GIVEN PROBLEM:
Extract every entry word for word. Skip the pictures.

PROVIDED MATERIAL:
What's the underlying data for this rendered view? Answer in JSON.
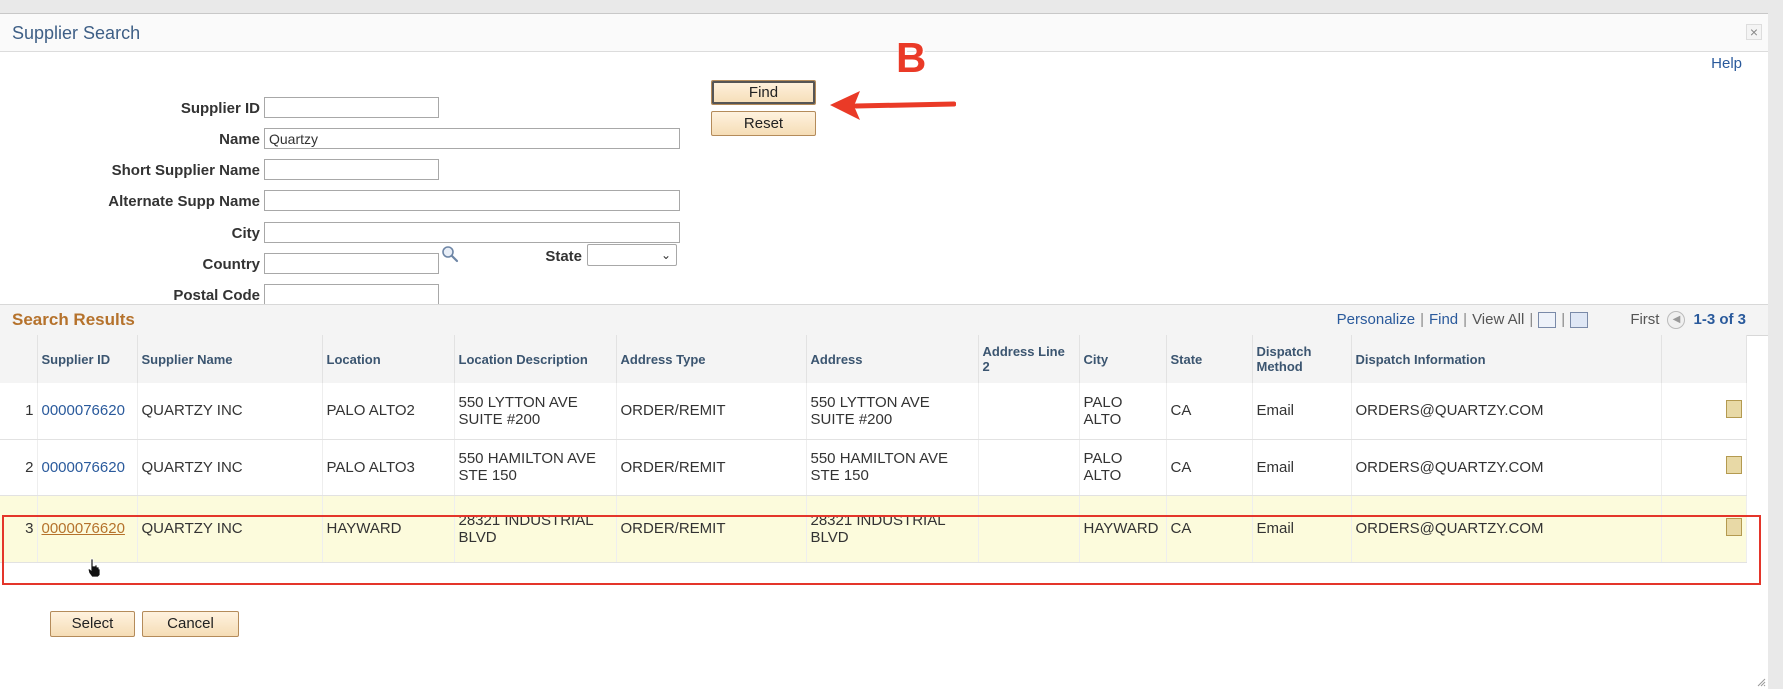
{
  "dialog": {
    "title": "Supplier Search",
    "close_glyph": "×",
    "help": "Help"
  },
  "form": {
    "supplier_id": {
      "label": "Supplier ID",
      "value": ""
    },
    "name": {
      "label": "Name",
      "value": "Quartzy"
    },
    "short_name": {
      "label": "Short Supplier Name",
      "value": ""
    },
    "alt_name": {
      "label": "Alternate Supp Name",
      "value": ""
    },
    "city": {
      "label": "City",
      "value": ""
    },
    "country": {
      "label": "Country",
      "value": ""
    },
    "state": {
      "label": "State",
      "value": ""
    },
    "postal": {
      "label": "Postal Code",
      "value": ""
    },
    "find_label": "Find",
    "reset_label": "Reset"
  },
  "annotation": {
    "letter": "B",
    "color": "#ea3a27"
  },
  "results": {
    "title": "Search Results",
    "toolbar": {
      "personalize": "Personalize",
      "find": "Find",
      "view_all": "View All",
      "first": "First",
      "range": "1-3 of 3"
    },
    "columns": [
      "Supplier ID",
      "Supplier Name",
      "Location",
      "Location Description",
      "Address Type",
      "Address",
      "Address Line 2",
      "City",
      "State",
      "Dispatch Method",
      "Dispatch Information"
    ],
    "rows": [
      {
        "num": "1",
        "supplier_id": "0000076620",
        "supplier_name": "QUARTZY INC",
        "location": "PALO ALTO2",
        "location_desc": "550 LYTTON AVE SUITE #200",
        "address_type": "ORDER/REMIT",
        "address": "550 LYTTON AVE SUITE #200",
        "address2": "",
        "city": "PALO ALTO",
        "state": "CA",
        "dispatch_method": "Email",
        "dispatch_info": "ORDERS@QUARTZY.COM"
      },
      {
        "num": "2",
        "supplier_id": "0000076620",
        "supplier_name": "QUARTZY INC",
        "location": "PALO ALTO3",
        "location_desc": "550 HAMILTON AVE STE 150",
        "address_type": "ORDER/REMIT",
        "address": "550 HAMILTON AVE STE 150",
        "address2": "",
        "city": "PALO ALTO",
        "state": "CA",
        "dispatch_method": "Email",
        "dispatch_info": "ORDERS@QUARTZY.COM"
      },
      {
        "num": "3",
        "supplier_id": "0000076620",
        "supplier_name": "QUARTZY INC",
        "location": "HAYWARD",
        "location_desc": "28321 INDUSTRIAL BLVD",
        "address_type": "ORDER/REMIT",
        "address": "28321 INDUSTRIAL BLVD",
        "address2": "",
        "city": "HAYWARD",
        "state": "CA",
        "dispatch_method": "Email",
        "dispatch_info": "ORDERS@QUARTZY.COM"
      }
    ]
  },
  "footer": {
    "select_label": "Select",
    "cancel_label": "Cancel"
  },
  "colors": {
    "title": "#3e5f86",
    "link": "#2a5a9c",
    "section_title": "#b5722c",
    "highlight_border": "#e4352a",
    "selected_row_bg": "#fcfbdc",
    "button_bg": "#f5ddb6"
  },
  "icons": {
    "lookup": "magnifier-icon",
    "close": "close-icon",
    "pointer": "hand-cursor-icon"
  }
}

WRITTEN ANSWER:
What's the underlying data for this rendered view? Answer in JSON.
{
  "dialog": {
    "title": "Supplier Search",
    "close_glyph": "×",
    "help": "Help"
  },
  "form": {
    "supplier_id": {
      "label": "Supplier ID",
      "value": ""
    },
    "name": {
      "label": "Name",
      "value": "Quartzy"
    },
    "short_name": {
      "label": "Short Supplier Name",
      "value": ""
    },
    "alt_name": {
      "label": "Alternate Supp Name",
      "value": ""
    },
    "city": {
      "label": "City",
      "value": ""
    },
    "country": {
      "label": "Country",
      "value": ""
    },
    "state": {
      "label": "State",
      "value": ""
    },
    "postal": {
      "label": "Postal Code",
      "value": ""
    },
    "find_label": "Find",
    "reset_label": "Reset"
  },
  "annotation": {
    "letter": "B",
    "color": "#ea3a27"
  },
  "results": {
    "title": "Search Results",
    "toolbar": {
      "personalize": "Personalize",
      "find": "Find",
      "view_all": "View All",
      "first": "First",
      "range": "1-3 of 3"
    },
    "columns": [
      "Supplier ID",
      "Supplier Name",
      "Location",
      "Location Description",
      "Address Type",
      "Address",
      "Address Line 2",
      "City",
      "State",
      "Dispatch Method",
      "Dispatch Information"
    ],
    "rows": [
      {
        "num": "1",
        "supplier_id": "0000076620",
        "supplier_name": "QUARTZY INC",
        "location": "PALO ALTO2",
        "location_desc": "550 LYTTON AVE SUITE #200",
        "address_type": "ORDER/REMIT",
        "address": "550 LYTTON AVE SUITE #200",
        "address2": "",
        "city": "PALO ALTO",
        "state": "CA",
        "dispatch_method": "Email",
        "dispatch_info": "ORDERS@QUARTZY.COM"
      },
      {
        "num": "2",
        "supplier_id": "0000076620",
        "supplier_name": "QUARTZY INC",
        "location": "PALO ALTO3",
        "location_desc": "550 HAMILTON AVE STE 150",
        "address_type": "ORDER/REMIT",
        "address": "550 HAMILTON AVE STE 150",
        "address2": "",
        "city": "PALO ALTO",
        "state": "CA",
        "dispatch_method": "Email",
        "dispatch_info": "ORDERS@QUARTZY.COM"
      },
      {
        "num": "3",
        "supplier_id": "0000076620",
        "supplier_name": "QUARTZY INC",
        "location": "HAYWARD",
        "location_desc": "28321 INDUSTRIAL BLVD",
        "address_type": "ORDER/REMIT",
        "address": "28321 INDUSTRIAL BLVD",
        "address2": "",
        "city": "HAYWARD",
        "state": "CA",
        "dispatch_method": "Email",
        "dispatch_info": "ORDERS@QUARTZY.COM"
      }
    ]
  },
  "footer": {
    "select_label": "Select",
    "cancel_label": "Cancel"
  },
  "colors": {
    "title": "#3e5f86",
    "link": "#2a5a9c",
    "section_title": "#b5722c",
    "highlight_border": "#e4352a",
    "selected_row_bg": "#fcfbdc",
    "button_bg": "#f5ddb6"
  },
  "icons": {
    "lookup": "magnifier-icon",
    "close": "close-icon",
    "pointer": "hand-cursor-icon"
  }
}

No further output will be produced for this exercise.